=== What you have to do ===
Every line that includes the word "TOPs" is to be listed.

=== Figure record listings ===
───

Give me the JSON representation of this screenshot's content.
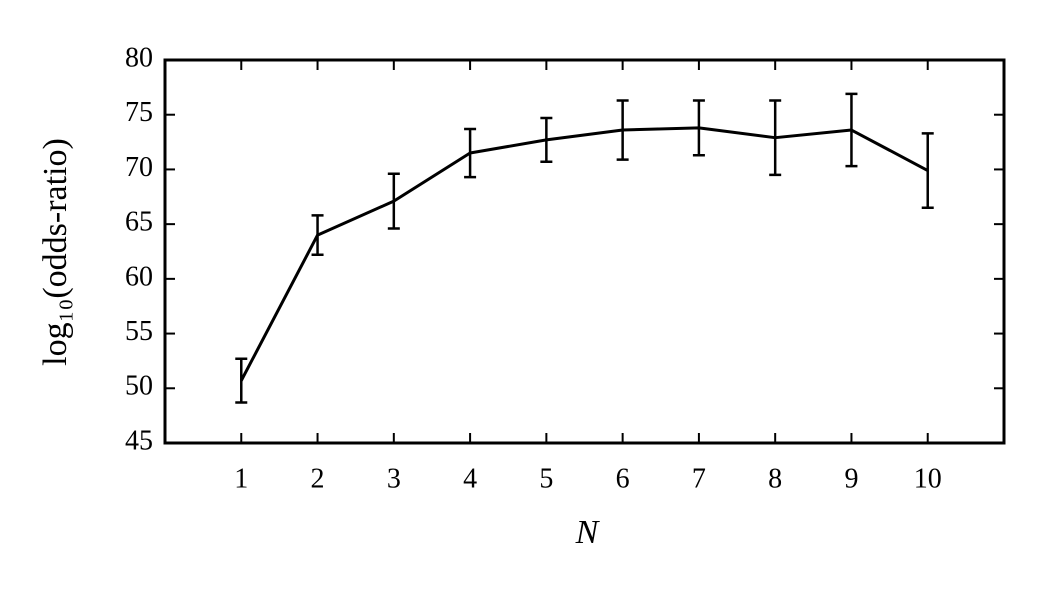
{
  "chart_data": {
    "type": "line",
    "xlabel": "N",
    "ylabel": "log₁₀(odds-ratio)",
    "x": [
      1,
      2,
      3,
      4,
      5,
      6,
      7,
      8,
      9,
      10
    ],
    "series": [
      {
        "color": "#000000",
        "values": [
          50.7,
          64.0,
          67.1,
          71.5,
          72.7,
          73.6,
          73.8,
          72.9,
          73.6,
          69.9
        ],
        "errors": [
          2.0,
          1.8,
          2.5,
          2.2,
          2.0,
          2.7,
          2.5,
          3.4,
          3.3,
          3.4
        ]
      }
    ],
    "xlim": [
      0,
      11
    ],
    "xticks": [
      1,
      2,
      3,
      4,
      5,
      6,
      7,
      8,
      9,
      10
    ],
    "ylim": [
      45,
      80
    ],
    "yticks": [
      45,
      50,
      55,
      60,
      65,
      70,
      75,
      80
    ]
  }
}
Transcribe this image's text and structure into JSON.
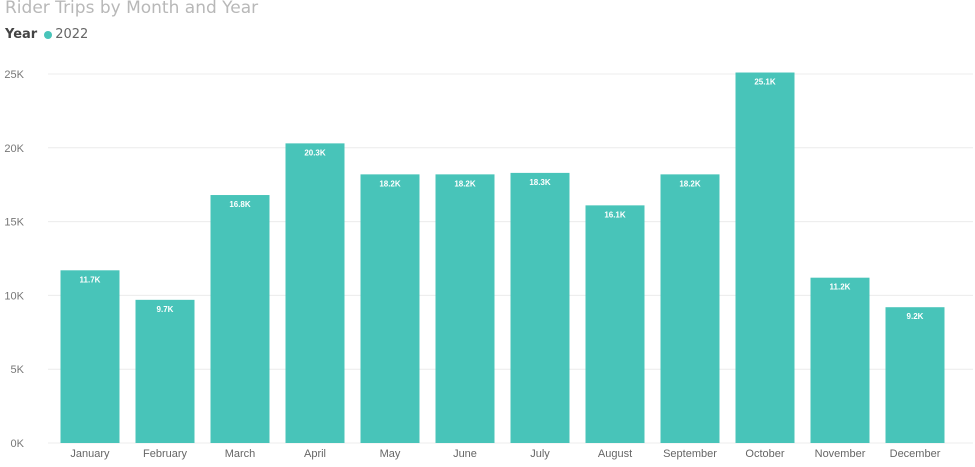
{
  "chart_data": {
    "type": "bar",
    "title": "Rider Trips by Month and Year",
    "legend": {
      "title": "Year",
      "position": "top-left"
    },
    "categories": [
      "January",
      "February",
      "March",
      "April",
      "May",
      "June",
      "July",
      "August",
      "September",
      "October",
      "November",
      "December"
    ],
    "series": [
      {
        "name": "2022",
        "color": "#48c4b9",
        "values": [
          11700,
          9700,
          16800,
          20300,
          18200,
          18200,
          18300,
          16100,
          18200,
          25100,
          11200,
          9200
        ],
        "labels": [
          "11.7K",
          "9.7K",
          "16.8K",
          "20.3K",
          "18.2K",
          "18.2K",
          "18.3K",
          "16.1K",
          "18.2K",
          "25.1K",
          "11.2K",
          "9.2K"
        ]
      }
    ],
    "y_ticks": [
      {
        "value": 0,
        "label": "0K"
      },
      {
        "value": 5000,
        "label": "5K"
      },
      {
        "value": 10000,
        "label": "10K"
      },
      {
        "value": 15000,
        "label": "15K"
      },
      {
        "value": 20000,
        "label": "20K"
      },
      {
        "value": 25000,
        "label": "25K"
      }
    ],
    "ylim": [
      0,
      25000
    ],
    "grid": true,
    "gridline_color": "#ececec"
  }
}
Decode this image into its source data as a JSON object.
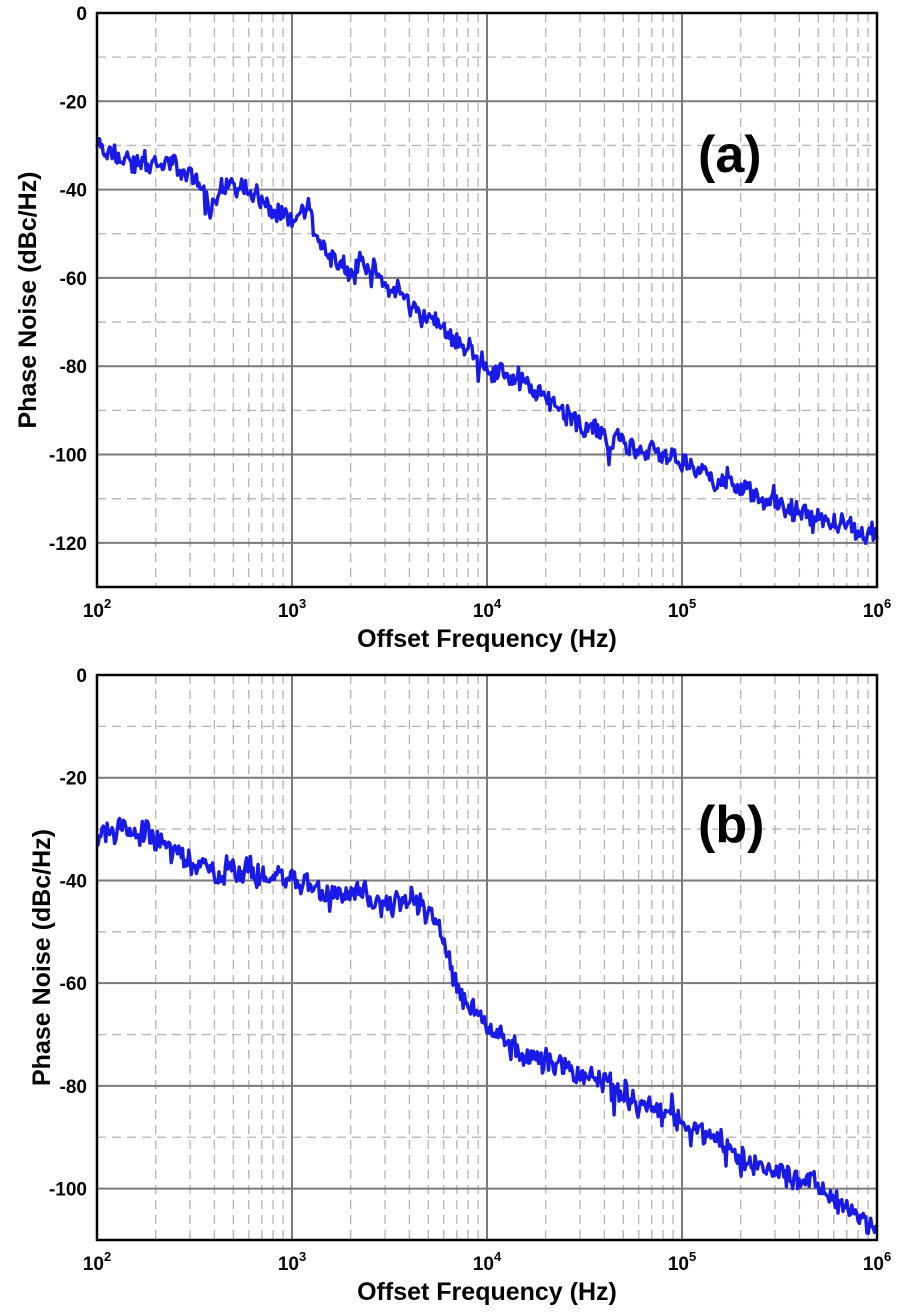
{
  "chart_data": [
    {
      "type": "line",
      "panel_label": "(a)",
      "xlabel": "Offset Frequency (Hz)",
      "ylabel": "Phase Noise (dBc/Hz)",
      "x_scale": "log",
      "xlim": [
        100,
        1000000
      ],
      "ylim": [
        -130,
        0
      ],
      "yticks": [
        0,
        -20,
        -40,
        -60,
        -80,
        -100,
        -120
      ],
      "xtick_labels": [
        {
          "base": "10",
          "exp": "2"
        },
        {
          "base": "10",
          "exp": "3"
        },
        {
          "base": "10",
          "exp": "4"
        },
        {
          "base": "10",
          "exp": "5"
        },
        {
          "base": "10",
          "exp": "6"
        }
      ],
      "grid": true,
      "line_color": "#1a1ae6",
      "series": [
        {
          "x": [
            100,
            120,
            150,
            200,
            250,
            300,
            330,
            380,
            420,
            500,
            600,
            700,
            800,
            900,
            1000,
            1100,
            1200,
            1300,
            1500,
            1800,
            2000,
            2200,
            2500,
            3000,
            3500,
            4000,
            5000,
            6000,
            7000,
            8000,
            10000,
            12000,
            15000,
            20000,
            25000,
            30000,
            35000,
            40000,
            50000,
            60000,
            70000,
            80000,
            100000,
            120000,
            150000,
            200000,
            250000,
            300000,
            400000,
            500000,
            600000,
            700000,
            800000,
            1000000
          ],
          "y": [
            -30,
            -32,
            -34,
            -34,
            -35,
            -36,
            -39,
            -44,
            -40,
            -39,
            -40,
            -42,
            -45,
            -46,
            -48,
            -45,
            -45,
            -49,
            -54,
            -57,
            -59,
            -57,
            -57,
            -62,
            -63,
            -66,
            -69,
            -72,
            -74,
            -76,
            -80,
            -81,
            -84,
            -87,
            -90,
            -92,
            -95,
            -96,
            -97,
            -98,
            -99,
            -100,
            -102,
            -103,
            -106,
            -108,
            -110,
            -111,
            -114,
            -114,
            -116,
            -116,
            -117,
            -119
          ]
        }
      ]
    },
    {
      "type": "line",
      "panel_label": "(b)",
      "xlabel": "Offset Frequency (Hz)",
      "ylabel": "Phase Noise (dBc/Hz)",
      "x_scale": "log",
      "xlim": [
        100,
        1000000
      ],
      "ylim": [
        -110,
        0
      ],
      "yticks": [
        0,
        -20,
        -40,
        -60,
        -80,
        -100
      ],
      "xtick_labels": [
        {
          "base": "10",
          "exp": "2"
        },
        {
          "base": "10",
          "exp": "3"
        },
        {
          "base": "10",
          "exp": "4"
        },
        {
          "base": "10",
          "exp": "5"
        },
        {
          "base": "10",
          "exp": "6"
        }
      ],
      "grid": true,
      "line_color": "#1a1ae6",
      "series": [
        {
          "x": [
            100,
            120,
            150,
            200,
            250,
            300,
            350,
            400,
            500,
            600,
            700,
            800,
            1000,
            1200,
            1500,
            1800,
            2000,
            2500,
            3000,
            3500,
            4000,
            4500,
            5000,
            5500,
            6000,
            7000,
            8000,
            9000,
            10000,
            12000,
            15000,
            20000,
            25000,
            30000,
            40000,
            50000,
            60000,
            70000,
            80000,
            100000,
            120000,
            150000,
            200000,
            250000,
            300000,
            400000,
            500000,
            600000,
            700000,
            800000,
            1000000
          ],
          "y": [
            -32,
            -30,
            -31,
            -32,
            -34,
            -36,
            -37,
            -38,
            -38,
            -38,
            -39,
            -39,
            -39,
            -41,
            -43,
            -43,
            -42,
            -43,
            -45,
            -44,
            -45,
            -45,
            -47,
            -48,
            -53,
            -60,
            -64,
            -66,
            -68,
            -70,
            -74,
            -75,
            -76,
            -78,
            -79,
            -81,
            -83,
            -84,
            -85,
            -87,
            -89,
            -91,
            -93,
            -96,
            -97,
            -98,
            -100,
            -102,
            -104,
            -105,
            -107
          ]
        }
      ]
    }
  ]
}
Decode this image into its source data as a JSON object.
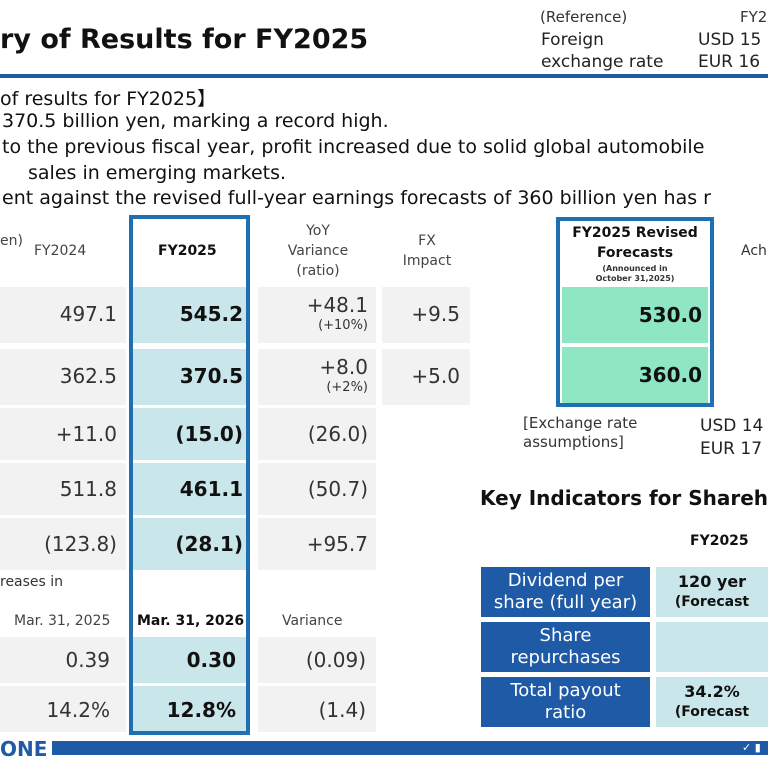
{
  "header": {
    "title": "ry of Results for FY2025",
    "reference_label": "(Reference)",
    "reference_col": "FY2",
    "fx_label_1": "Foreign",
    "fx_label_2": "exchange rate",
    "usd": "USD 15",
    "eur": "EUR 16"
  },
  "summary": {
    "heading": "of results for FY2025】",
    "line1": "370.5 billion yen, marking a record high.",
    "line2": "to the previous fiscal year, profit increased due to solid global automobile",
    "line3": "sales in emerging markets.",
    "line4": "ent against the revised full-year earnings forecasts of 360 billion yen has r"
  },
  "table": {
    "unit": "en)",
    "col_fy2024": "FY2024",
    "col_fy2025": "FY2025",
    "col_yoy_1": "YoY",
    "col_yoy_2": "Variance",
    "col_yoy_3": "(ratio)",
    "col_fx_1": "FX",
    "col_fx_2": "Impact",
    "rows": [
      {
        "fy2024": "497.1",
        "fy2025": "545.2",
        "yoy": "+48.1",
        "ratio": "(+10%)",
        "fx": "+9.5"
      },
      {
        "fy2024": "362.5",
        "fy2025": "370.5",
        "yoy": "+8.0",
        "ratio": "(+2%)",
        "fx": "+5.0"
      },
      {
        "fy2024": "+11.0",
        "fy2025": "(15.0)",
        "yoy": "(26.0)"
      },
      {
        "fy2024": "511.8",
        "fy2025": "461.1",
        "yoy": "(50.7)"
      },
      {
        "fy2024": "(123.8)",
        "fy2025": "(28.1)",
        "yoy": "+95.7"
      }
    ],
    "sub_heading": "reases in",
    "col_mar2025": "Mar. 31, 2025",
    "col_mar2026": "Mar. 31, 2026",
    "col_variance": "Variance",
    "rows2": [
      {
        "prev": "0.39",
        "curr": "0.30",
        "var": "(0.09)"
      },
      {
        "prev": "14.2%",
        "curr": "12.8%",
        "var": "(1.4)"
      }
    ]
  },
  "forecast": {
    "title_1": "FY2025 Revised",
    "title_2": "Forecasts",
    "note_1": "(Announced in",
    "note_2": "October 31,2025)",
    "ach": "Ach",
    "v1": "530.0",
    "v2": "360.0",
    "assump_1": "[Exchange rate",
    "assump_2": "assumptions]",
    "usd": "USD  14",
    "eur": "EUR  17"
  },
  "kpi": {
    "title": "Key Indicators for Shareh",
    "col": "FY2025",
    "rows": [
      {
        "label_1": "Dividend per",
        "label_2": "share (full year)",
        "val_1": "120 yer",
        "val_2": "(Forecast"
      },
      {
        "label_1": "Share",
        "label_2": "repurchases",
        "val_1": "",
        "val_2": ""
      },
      {
        "label_1": "Total payout",
        "label_2": "ratio",
        "val_1": "34.2%",
        "val_2": "(Forecast"
      }
    ]
  },
  "footer": {
    "logo": "ONE"
  },
  "colors": {
    "brand_blue": "#1f5aa6",
    "highlight": "#c9e6ea",
    "forecast_green": "#8ee6c3"
  }
}
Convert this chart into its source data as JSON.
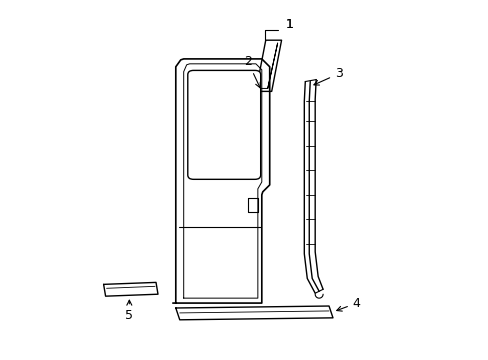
{
  "background_color": "#ffffff",
  "line_color": "#000000",
  "lw": 1.0,
  "label_fontsize": 9,
  "fig_width": 4.89,
  "fig_height": 3.6,
  "dpi": 100
}
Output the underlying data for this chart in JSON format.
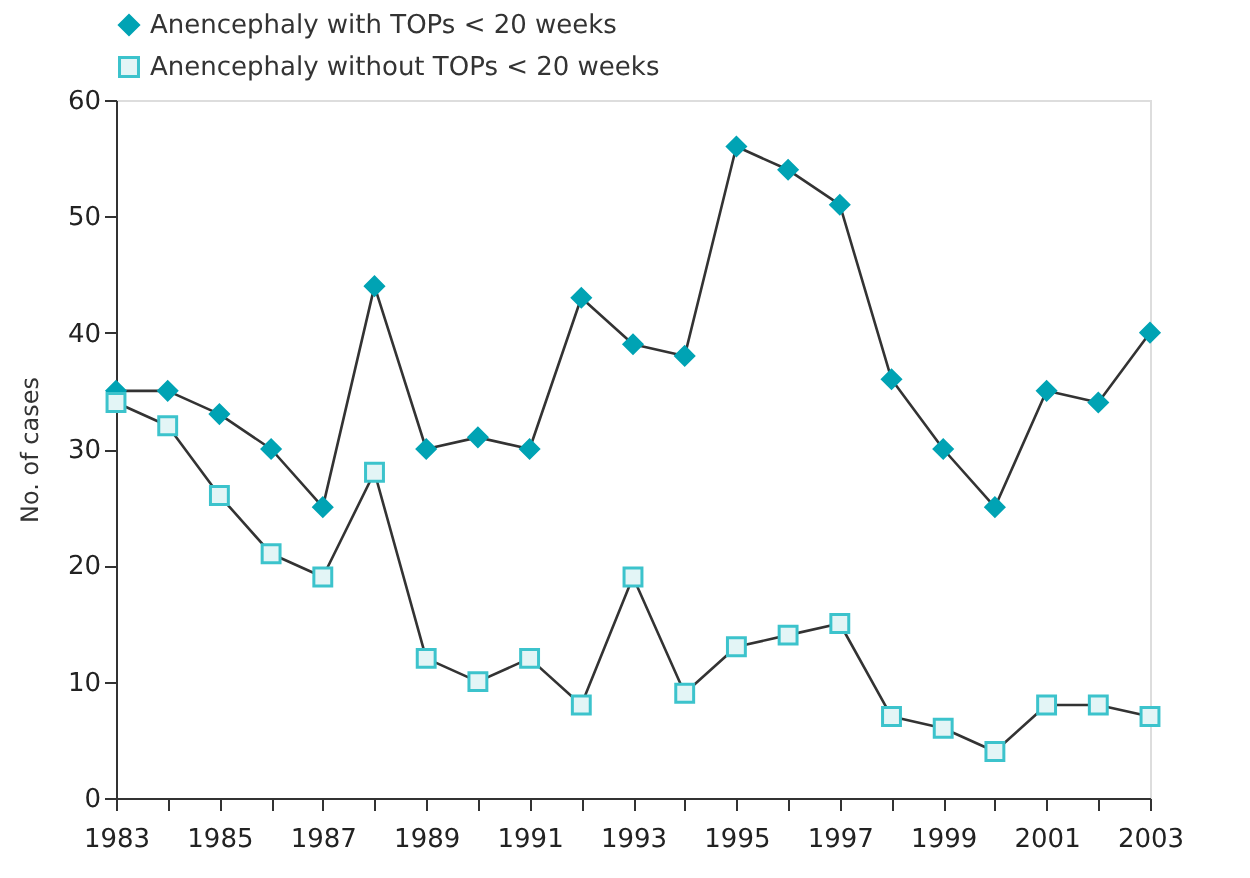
{
  "chart_data": {
    "type": "line",
    "ylabel": "No. of cases",
    "x": [
      1983,
      1984,
      1985,
      1986,
      1987,
      1988,
      1989,
      1990,
      1991,
      1992,
      1993,
      1994,
      1995,
      1996,
      1997,
      1998,
      1999,
      2000,
      2001,
      2002,
      2003
    ],
    "series": [
      {
        "name": "Anencephaly with TOPs < 20 weeks",
        "color": "#00a3b4",
        "marker": "diamond",
        "values": [
          35,
          35,
          33,
          30,
          25,
          44,
          30,
          31,
          30,
          43,
          39,
          38,
          56,
          54,
          51,
          36,
          30,
          25,
          35,
          34,
          40
        ]
      },
      {
        "name": "Anencephaly without TOPs < 20 weeks",
        "color": "#3cc3cc",
        "marker": "square",
        "values": [
          34,
          32,
          26,
          21,
          19,
          28,
          12,
          10,
          12,
          8,
          19,
          9,
          13,
          14,
          15,
          7,
          6,
          4,
          8,
          8,
          7
        ]
      }
    ],
    "xlim": [
      1983,
      2003
    ],
    "xticks": [
      1983,
      {
        "value": 1984,
        "label": null
      },
      1985,
      {
        "value": 1986,
        "label": null
      },
      1987,
      {
        "value": 1988,
        "label": null
      },
      1989,
      {
        "value": 1990,
        "label": null
      },
      1991,
      {
        "value": 1992,
        "label": null
      },
      1993,
      {
        "value": 1994,
        "label": null
      },
      1995,
      {
        "value": 1996,
        "label": null
      },
      1997,
      {
        "value": 1998,
        "label": null
      },
      1999,
      {
        "value": 2000,
        "label": null
      },
      2001,
      {
        "value": 2002,
        "label": null
      },
      2003
    ],
    "ylim": [
      0,
      60
    ],
    "yticks": [
      0,
      10,
      20,
      30,
      40,
      50,
      60
    ],
    "grid": false,
    "legend": "top left",
    "line_style": "solid"
  }
}
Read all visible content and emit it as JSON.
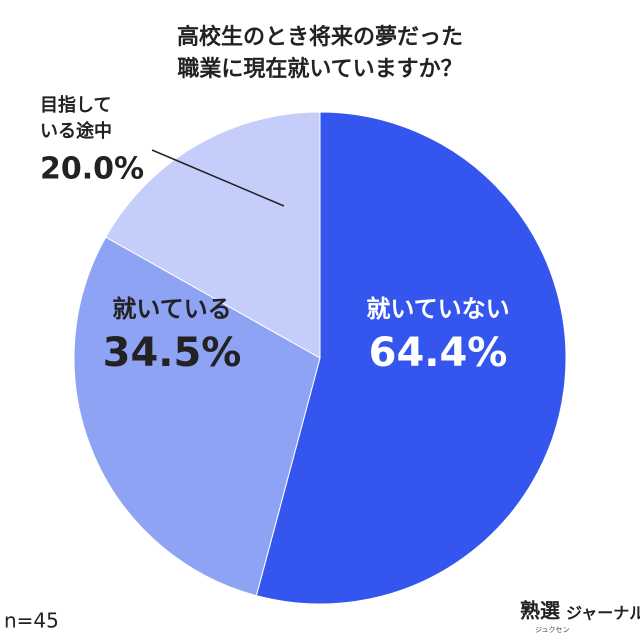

───

=== The response ===
        "name": "Anencephaly with TOPs < 20 weeks",
        "name": "Anencephaly without TOPs < 20 weeks",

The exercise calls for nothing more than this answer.